> SHORT EXERCISE: Show every line in the entries below where the word "Estimate" appears.

> INFORMATION GIVEN:
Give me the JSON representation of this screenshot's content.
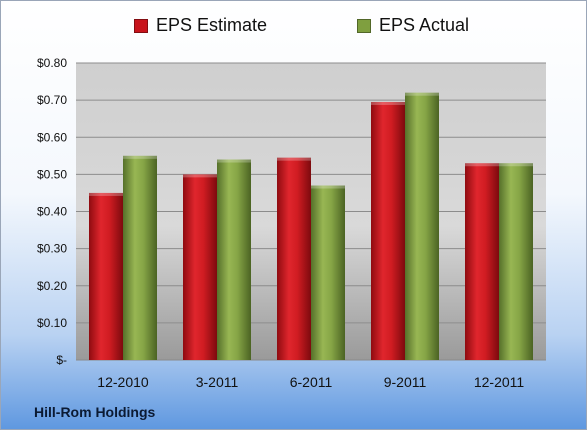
{
  "chart_data": {
    "type": "bar",
    "categories": [
      "12-2010",
      "3-2011",
      "6-2011",
      "9-2011",
      "12-2011"
    ],
    "series": [
      {
        "name": "EPS Estimate",
        "values": [
          0.45,
          0.5,
          0.545,
          0.695,
          0.53
        ],
        "color": "#c8141c"
      },
      {
        "name": "EPS Actual",
        "values": [
          0.55,
          0.54,
          0.47,
          0.72,
          0.53
        ],
        "color": "#7f9f3f"
      }
    ],
    "y_ticks": [
      {
        "value": 0.0,
        "label": "$-"
      },
      {
        "value": 0.1,
        "label": "$0.10"
      },
      {
        "value": 0.2,
        "label": "$0.20"
      },
      {
        "value": 0.3,
        "label": "$0.30"
      },
      {
        "value": 0.4,
        "label": "$0.40"
      },
      {
        "value": 0.5,
        "label": "$0.50"
      },
      {
        "value": 0.6,
        "label": "$0.60"
      },
      {
        "value": 0.7,
        "label": "$0.70"
      },
      {
        "value": 0.8,
        "label": "$0.80"
      }
    ],
    "ylim": [
      0,
      0.8
    ],
    "grid": true,
    "legend_position": "top"
  },
  "legend": {
    "estimate_label": "EPS Estimate",
    "actual_label": "EPS Actual"
  },
  "footer": {
    "brand": "Hill-Rom Holdings"
  }
}
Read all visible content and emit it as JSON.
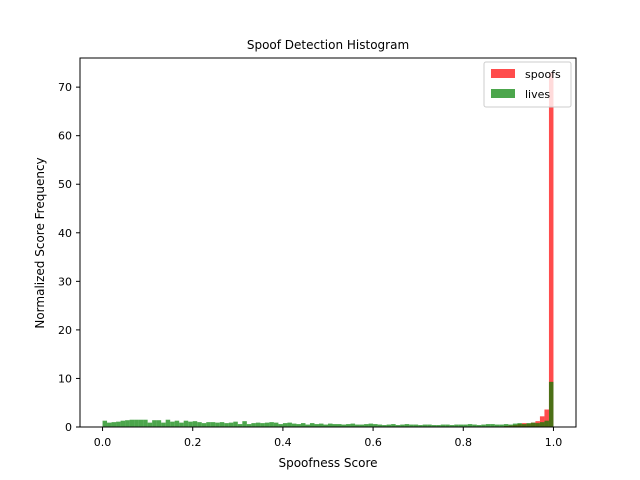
{
  "chart_data": {
    "type": "bar",
    "title": "Spoof Detection Histogram",
    "xlabel": "Spoofness Score",
    "ylabel": "Normalized Score Frequency",
    "xlim": [
      -0.05,
      1.05
    ],
    "ylim": [
      0,
      76
    ],
    "xticks": [
      "0.0",
      "0.2",
      "0.4",
      "0.6",
      "0.8",
      "1.0"
    ],
    "yticks": [
      "0",
      "10",
      "20",
      "30",
      "40",
      "50",
      "60",
      "70"
    ],
    "grid": false,
    "legend_position": "top-right",
    "bin_width": 0.01,
    "series": [
      {
        "name": "spoofs",
        "color": "#ff0000",
        "alpha": 0.7,
        "bins": [
          {
            "x": 0.89,
            "y": 0.2
          },
          {
            "x": 0.9,
            "y": 0.3
          },
          {
            "x": 0.91,
            "y": 0.4
          },
          {
            "x": 0.92,
            "y": 0.6
          },
          {
            "x": 0.93,
            "y": 0.8
          },
          {
            "x": 0.94,
            "y": 0.7
          },
          {
            "x": 0.95,
            "y": 0.9
          },
          {
            "x": 0.96,
            "y": 1.2
          },
          {
            "x": 0.97,
            "y": 2.2
          },
          {
            "x": 0.98,
            "y": 3.6
          },
          {
            "x": 0.99,
            "y": 73.0
          }
        ]
      },
      {
        "name": "lives",
        "color": "#008000",
        "alpha": 0.7,
        "bins": [
          {
            "x": 0.0,
            "y": 1.3
          },
          {
            "x": 0.01,
            "y": 0.9
          },
          {
            "x": 0.02,
            "y": 1.0
          },
          {
            "x": 0.03,
            "y": 1.1
          },
          {
            "x": 0.04,
            "y": 1.3
          },
          {
            "x": 0.05,
            "y": 1.4
          },
          {
            "x": 0.06,
            "y": 1.5
          },
          {
            "x": 0.07,
            "y": 1.5
          },
          {
            "x": 0.08,
            "y": 1.5
          },
          {
            "x": 0.09,
            "y": 1.5
          },
          {
            "x": 0.1,
            "y": 0.9
          },
          {
            "x": 0.11,
            "y": 1.4
          },
          {
            "x": 0.12,
            "y": 1.4
          },
          {
            "x": 0.13,
            "y": 0.9
          },
          {
            "x": 0.14,
            "y": 1.5
          },
          {
            "x": 0.15,
            "y": 1.1
          },
          {
            "x": 0.16,
            "y": 1.3
          },
          {
            "x": 0.17,
            "y": 0.9
          },
          {
            "x": 0.18,
            "y": 1.3
          },
          {
            "x": 0.19,
            "y": 1.1
          },
          {
            "x": 0.2,
            "y": 1.2
          },
          {
            "x": 0.21,
            "y": 1.0
          },
          {
            "x": 0.22,
            "y": 0.8
          },
          {
            "x": 0.23,
            "y": 1.0
          },
          {
            "x": 0.24,
            "y": 1.0
          },
          {
            "x": 0.25,
            "y": 0.9
          },
          {
            "x": 0.26,
            "y": 1.0
          },
          {
            "x": 0.27,
            "y": 0.8
          },
          {
            "x": 0.28,
            "y": 0.9
          },
          {
            "x": 0.29,
            "y": 1.1
          },
          {
            "x": 0.3,
            "y": 0.6
          },
          {
            "x": 0.31,
            "y": 1.2
          },
          {
            "x": 0.32,
            "y": 0.6
          },
          {
            "x": 0.33,
            "y": 0.8
          },
          {
            "x": 0.34,
            "y": 0.9
          },
          {
            "x": 0.35,
            "y": 0.8
          },
          {
            "x": 0.36,
            "y": 0.9
          },
          {
            "x": 0.37,
            "y": 1.0
          },
          {
            "x": 0.38,
            "y": 0.9
          },
          {
            "x": 0.39,
            "y": 0.6
          },
          {
            "x": 0.4,
            "y": 0.8
          },
          {
            "x": 0.41,
            "y": 0.9
          },
          {
            "x": 0.42,
            "y": 0.7
          },
          {
            "x": 0.43,
            "y": 0.6
          },
          {
            "x": 0.44,
            "y": 0.8
          },
          {
            "x": 0.45,
            "y": 0.5
          },
          {
            "x": 0.46,
            "y": 0.8
          },
          {
            "x": 0.47,
            "y": 0.6
          },
          {
            "x": 0.48,
            "y": 0.7
          },
          {
            "x": 0.49,
            "y": 0.5
          },
          {
            "x": 0.5,
            "y": 0.7
          },
          {
            "x": 0.51,
            "y": 0.6
          },
          {
            "x": 0.52,
            "y": 0.6
          },
          {
            "x": 0.53,
            "y": 0.5
          },
          {
            "x": 0.54,
            "y": 0.6
          },
          {
            "x": 0.55,
            "y": 0.7
          },
          {
            "x": 0.56,
            "y": 0.5
          },
          {
            "x": 0.57,
            "y": 0.5
          },
          {
            "x": 0.58,
            "y": 0.6
          },
          {
            "x": 0.59,
            "y": 0.7
          },
          {
            "x": 0.6,
            "y": 0.6
          },
          {
            "x": 0.61,
            "y": 0.5
          },
          {
            "x": 0.62,
            "y": 0.4
          },
          {
            "x": 0.63,
            "y": 0.5
          },
          {
            "x": 0.64,
            "y": 0.6
          },
          {
            "x": 0.65,
            "y": 0.4
          },
          {
            "x": 0.66,
            "y": 0.5
          },
          {
            "x": 0.67,
            "y": 0.6
          },
          {
            "x": 0.68,
            "y": 0.5
          },
          {
            "x": 0.69,
            "y": 0.5
          },
          {
            "x": 0.7,
            "y": 0.4
          },
          {
            "x": 0.71,
            "y": 0.5
          },
          {
            "x": 0.72,
            "y": 0.5
          },
          {
            "x": 0.73,
            "y": 0.4
          },
          {
            "x": 0.74,
            "y": 0.4
          },
          {
            "x": 0.75,
            "y": 0.5
          },
          {
            "x": 0.76,
            "y": 0.5
          },
          {
            "x": 0.77,
            "y": 0.4
          },
          {
            "x": 0.78,
            "y": 0.5
          },
          {
            "x": 0.79,
            "y": 0.5
          },
          {
            "x": 0.8,
            "y": 0.5
          },
          {
            "x": 0.81,
            "y": 0.6
          },
          {
            "x": 0.82,
            "y": 0.5
          },
          {
            "x": 0.83,
            "y": 0.4
          },
          {
            "x": 0.84,
            "y": 0.5
          },
          {
            "x": 0.85,
            "y": 0.6
          },
          {
            "x": 0.86,
            "y": 0.6
          },
          {
            "x": 0.87,
            "y": 0.5
          },
          {
            "x": 0.88,
            "y": 0.5
          },
          {
            "x": 0.89,
            "y": 0.6
          },
          {
            "x": 0.9,
            "y": 0.5
          },
          {
            "x": 0.91,
            "y": 0.7
          },
          {
            "x": 0.92,
            "y": 0.8
          },
          {
            "x": 0.93,
            "y": 0.6
          },
          {
            "x": 0.94,
            "y": 0.8
          },
          {
            "x": 0.95,
            "y": 0.9
          },
          {
            "x": 0.96,
            "y": 0.8
          },
          {
            "x": 0.97,
            "y": 1.0
          },
          {
            "x": 0.98,
            "y": 1.3
          },
          {
            "x": 0.99,
            "y": 9.3
          }
        ]
      }
    ]
  }
}
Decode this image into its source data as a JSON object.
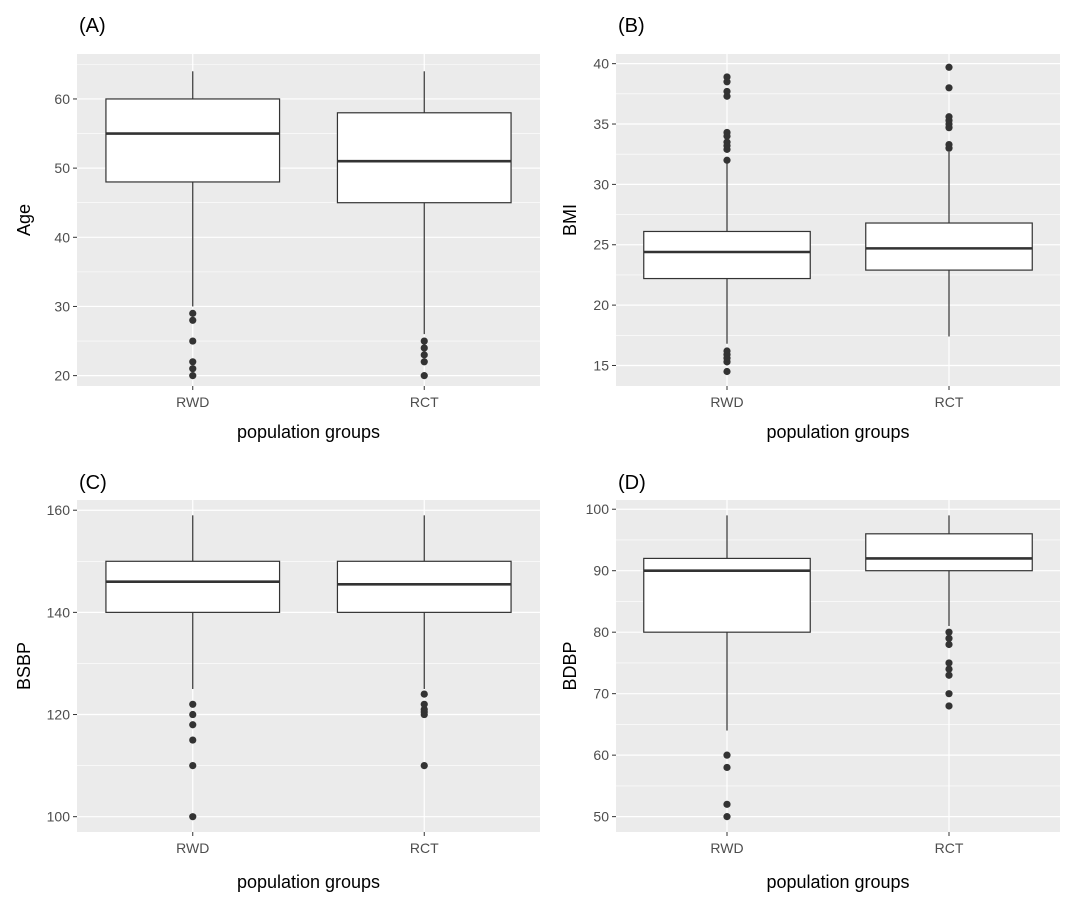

> WRITTEN SOLUTION:
        "name": "EPS Estimate",
    "estimate_label": "EPS Estimate",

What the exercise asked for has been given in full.